--- Record set ---
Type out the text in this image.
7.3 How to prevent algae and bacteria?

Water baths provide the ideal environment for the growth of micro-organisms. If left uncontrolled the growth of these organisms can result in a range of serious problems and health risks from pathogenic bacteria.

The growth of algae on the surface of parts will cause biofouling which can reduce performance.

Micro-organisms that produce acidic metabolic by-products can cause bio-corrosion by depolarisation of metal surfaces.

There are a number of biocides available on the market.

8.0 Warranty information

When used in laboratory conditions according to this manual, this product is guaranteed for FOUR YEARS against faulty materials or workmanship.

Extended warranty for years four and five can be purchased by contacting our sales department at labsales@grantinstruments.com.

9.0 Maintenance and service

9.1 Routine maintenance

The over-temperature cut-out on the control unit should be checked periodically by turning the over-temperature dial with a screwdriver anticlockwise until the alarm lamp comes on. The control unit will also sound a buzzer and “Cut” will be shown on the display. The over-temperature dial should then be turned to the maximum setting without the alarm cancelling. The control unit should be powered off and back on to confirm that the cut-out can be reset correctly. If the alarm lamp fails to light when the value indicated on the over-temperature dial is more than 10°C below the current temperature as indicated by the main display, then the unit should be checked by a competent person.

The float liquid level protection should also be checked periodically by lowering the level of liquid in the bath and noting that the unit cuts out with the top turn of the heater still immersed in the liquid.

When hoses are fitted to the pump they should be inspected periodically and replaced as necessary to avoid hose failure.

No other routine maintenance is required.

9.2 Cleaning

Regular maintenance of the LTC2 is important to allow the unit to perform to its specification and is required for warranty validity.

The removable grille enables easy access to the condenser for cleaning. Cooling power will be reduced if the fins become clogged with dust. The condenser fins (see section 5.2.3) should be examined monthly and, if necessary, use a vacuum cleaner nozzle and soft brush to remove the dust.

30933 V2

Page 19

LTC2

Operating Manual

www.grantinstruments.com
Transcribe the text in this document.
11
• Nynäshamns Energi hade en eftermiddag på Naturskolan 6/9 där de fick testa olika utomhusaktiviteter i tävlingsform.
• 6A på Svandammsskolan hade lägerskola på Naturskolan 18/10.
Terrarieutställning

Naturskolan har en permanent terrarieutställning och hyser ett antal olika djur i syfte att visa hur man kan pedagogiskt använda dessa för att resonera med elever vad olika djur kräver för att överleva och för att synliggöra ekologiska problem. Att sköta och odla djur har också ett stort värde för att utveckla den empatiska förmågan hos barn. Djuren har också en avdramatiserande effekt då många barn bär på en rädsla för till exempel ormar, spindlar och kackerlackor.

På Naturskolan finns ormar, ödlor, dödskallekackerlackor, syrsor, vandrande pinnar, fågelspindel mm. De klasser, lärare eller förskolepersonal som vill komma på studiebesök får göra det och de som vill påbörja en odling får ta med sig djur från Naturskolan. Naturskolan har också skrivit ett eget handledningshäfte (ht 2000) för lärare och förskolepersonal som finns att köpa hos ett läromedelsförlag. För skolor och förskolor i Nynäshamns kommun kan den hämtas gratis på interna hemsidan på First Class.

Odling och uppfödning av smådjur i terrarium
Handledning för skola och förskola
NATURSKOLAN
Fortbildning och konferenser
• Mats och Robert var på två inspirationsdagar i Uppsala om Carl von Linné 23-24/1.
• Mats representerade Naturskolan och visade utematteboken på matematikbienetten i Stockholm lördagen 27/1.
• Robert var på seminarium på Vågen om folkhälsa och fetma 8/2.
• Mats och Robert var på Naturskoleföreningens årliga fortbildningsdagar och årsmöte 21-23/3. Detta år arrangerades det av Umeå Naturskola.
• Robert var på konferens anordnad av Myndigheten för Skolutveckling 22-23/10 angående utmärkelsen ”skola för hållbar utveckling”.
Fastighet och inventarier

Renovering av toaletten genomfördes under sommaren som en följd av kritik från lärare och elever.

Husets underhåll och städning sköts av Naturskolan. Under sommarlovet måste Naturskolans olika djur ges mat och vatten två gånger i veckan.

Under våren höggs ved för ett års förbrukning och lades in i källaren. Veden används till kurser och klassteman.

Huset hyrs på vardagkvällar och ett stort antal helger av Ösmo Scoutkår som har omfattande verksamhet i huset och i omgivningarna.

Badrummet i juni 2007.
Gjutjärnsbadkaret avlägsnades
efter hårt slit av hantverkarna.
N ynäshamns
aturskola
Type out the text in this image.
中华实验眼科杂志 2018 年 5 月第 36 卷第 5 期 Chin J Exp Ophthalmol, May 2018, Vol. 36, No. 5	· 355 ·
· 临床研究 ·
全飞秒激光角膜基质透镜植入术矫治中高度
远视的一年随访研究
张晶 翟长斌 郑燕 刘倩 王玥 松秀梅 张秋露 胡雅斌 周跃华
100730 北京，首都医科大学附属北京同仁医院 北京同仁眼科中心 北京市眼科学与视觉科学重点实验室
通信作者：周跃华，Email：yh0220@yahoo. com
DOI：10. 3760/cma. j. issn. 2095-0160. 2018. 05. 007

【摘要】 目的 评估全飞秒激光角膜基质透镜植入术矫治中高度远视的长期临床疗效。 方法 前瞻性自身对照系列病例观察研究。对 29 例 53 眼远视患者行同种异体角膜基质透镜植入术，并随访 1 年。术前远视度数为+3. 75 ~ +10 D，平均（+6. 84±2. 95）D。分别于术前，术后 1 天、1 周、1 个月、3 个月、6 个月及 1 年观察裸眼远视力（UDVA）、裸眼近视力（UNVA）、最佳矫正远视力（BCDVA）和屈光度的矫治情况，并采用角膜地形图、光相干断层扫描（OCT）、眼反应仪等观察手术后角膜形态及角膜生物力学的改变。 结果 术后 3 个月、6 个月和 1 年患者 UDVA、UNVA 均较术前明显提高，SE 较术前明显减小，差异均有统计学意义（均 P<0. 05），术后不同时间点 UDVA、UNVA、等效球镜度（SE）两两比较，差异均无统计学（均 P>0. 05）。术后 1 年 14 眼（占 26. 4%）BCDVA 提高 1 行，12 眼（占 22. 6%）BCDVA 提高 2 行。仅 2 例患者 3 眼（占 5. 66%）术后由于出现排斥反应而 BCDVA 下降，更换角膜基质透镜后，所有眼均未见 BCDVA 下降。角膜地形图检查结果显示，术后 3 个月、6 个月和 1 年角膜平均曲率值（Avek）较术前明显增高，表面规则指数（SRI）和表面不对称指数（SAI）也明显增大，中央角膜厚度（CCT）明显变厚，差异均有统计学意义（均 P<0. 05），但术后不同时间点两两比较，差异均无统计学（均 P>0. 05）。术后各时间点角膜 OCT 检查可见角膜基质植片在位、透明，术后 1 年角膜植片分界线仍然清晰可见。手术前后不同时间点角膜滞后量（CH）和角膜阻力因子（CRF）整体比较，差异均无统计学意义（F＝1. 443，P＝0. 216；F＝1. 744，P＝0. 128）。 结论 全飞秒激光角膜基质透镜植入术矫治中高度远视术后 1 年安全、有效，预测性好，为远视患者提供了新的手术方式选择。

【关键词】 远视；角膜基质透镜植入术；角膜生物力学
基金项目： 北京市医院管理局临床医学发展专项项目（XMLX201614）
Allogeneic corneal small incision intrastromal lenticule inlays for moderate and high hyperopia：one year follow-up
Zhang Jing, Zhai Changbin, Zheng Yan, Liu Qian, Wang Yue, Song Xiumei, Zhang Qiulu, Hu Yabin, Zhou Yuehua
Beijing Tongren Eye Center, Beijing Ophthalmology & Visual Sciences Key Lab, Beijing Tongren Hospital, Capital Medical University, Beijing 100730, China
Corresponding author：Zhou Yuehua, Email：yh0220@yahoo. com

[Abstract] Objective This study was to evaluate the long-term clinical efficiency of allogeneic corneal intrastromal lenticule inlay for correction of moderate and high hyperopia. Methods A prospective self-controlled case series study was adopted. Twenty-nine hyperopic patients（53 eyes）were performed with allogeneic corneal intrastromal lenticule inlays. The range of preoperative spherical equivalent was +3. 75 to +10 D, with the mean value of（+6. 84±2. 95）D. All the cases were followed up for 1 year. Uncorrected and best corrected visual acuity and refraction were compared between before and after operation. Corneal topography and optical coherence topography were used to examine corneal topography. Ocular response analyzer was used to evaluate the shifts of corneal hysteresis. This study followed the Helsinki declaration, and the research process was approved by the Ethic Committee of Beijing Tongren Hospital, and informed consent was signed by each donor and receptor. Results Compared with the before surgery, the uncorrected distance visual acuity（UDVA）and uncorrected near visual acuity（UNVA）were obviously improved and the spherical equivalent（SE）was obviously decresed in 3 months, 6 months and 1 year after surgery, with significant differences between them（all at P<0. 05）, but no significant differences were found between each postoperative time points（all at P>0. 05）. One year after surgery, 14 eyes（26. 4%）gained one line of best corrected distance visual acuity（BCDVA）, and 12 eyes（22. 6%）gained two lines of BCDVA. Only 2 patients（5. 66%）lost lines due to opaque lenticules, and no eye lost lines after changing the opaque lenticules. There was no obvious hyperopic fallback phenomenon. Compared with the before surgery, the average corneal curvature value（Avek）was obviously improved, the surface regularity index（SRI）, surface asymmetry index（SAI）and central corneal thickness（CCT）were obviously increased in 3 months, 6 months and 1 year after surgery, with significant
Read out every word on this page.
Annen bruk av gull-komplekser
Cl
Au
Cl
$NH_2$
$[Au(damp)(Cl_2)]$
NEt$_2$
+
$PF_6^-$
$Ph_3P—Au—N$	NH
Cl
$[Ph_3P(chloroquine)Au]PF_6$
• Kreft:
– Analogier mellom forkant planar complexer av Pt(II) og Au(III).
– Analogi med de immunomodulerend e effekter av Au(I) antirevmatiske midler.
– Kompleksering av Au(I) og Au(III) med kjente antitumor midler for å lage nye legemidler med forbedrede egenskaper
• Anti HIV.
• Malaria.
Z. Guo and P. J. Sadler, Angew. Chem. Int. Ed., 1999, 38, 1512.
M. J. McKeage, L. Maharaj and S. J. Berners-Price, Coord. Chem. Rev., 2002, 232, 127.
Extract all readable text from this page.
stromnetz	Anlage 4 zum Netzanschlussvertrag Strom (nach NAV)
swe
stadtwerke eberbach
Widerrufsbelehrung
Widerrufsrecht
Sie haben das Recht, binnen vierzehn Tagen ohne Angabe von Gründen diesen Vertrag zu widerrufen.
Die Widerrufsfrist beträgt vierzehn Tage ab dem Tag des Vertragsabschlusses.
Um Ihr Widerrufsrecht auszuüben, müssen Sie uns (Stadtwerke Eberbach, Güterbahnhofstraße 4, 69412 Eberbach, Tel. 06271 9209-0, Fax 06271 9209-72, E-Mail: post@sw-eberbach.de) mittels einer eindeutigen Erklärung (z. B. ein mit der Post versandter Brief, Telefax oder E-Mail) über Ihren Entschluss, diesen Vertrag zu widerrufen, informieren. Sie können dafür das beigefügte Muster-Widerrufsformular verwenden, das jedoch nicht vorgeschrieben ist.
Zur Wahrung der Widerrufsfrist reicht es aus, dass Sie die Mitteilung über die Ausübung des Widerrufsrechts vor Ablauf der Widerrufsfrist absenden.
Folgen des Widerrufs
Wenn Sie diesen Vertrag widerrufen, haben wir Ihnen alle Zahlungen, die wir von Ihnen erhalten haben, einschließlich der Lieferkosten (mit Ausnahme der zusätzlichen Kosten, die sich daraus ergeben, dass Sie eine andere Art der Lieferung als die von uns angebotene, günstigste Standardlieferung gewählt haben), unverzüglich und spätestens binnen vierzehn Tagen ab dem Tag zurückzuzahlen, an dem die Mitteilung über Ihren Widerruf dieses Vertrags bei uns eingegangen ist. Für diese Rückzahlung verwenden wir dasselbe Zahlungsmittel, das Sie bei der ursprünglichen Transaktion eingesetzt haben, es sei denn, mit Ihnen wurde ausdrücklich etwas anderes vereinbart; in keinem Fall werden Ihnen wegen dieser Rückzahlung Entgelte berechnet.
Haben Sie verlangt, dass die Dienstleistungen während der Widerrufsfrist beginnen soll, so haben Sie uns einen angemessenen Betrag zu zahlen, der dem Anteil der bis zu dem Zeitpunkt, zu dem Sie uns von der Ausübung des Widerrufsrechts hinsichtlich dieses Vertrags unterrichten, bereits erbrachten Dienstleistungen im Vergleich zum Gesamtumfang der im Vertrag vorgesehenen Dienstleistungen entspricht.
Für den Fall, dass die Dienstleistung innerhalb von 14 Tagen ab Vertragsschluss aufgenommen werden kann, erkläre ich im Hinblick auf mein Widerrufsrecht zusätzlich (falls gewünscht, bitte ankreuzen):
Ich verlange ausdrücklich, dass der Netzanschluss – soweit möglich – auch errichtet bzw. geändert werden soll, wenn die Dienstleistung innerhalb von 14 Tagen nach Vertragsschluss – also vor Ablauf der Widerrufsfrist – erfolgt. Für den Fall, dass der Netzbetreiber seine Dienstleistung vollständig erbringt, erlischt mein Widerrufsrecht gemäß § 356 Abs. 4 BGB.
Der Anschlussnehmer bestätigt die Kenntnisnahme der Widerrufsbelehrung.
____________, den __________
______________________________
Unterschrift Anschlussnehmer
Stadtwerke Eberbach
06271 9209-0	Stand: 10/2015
---
- _What is needed_
Among the lines of the records, copy out each one that contains the word "hade".

- _Result of this exercise_
• Nynäshamns Energi hade en eftermiddag på Naturskolan 6/9 där de fick testa olika utomhusaktiviteter i tävlingsform.
• 6A på Svandammsskolan hade lägerskola på Naturskolan 18/10.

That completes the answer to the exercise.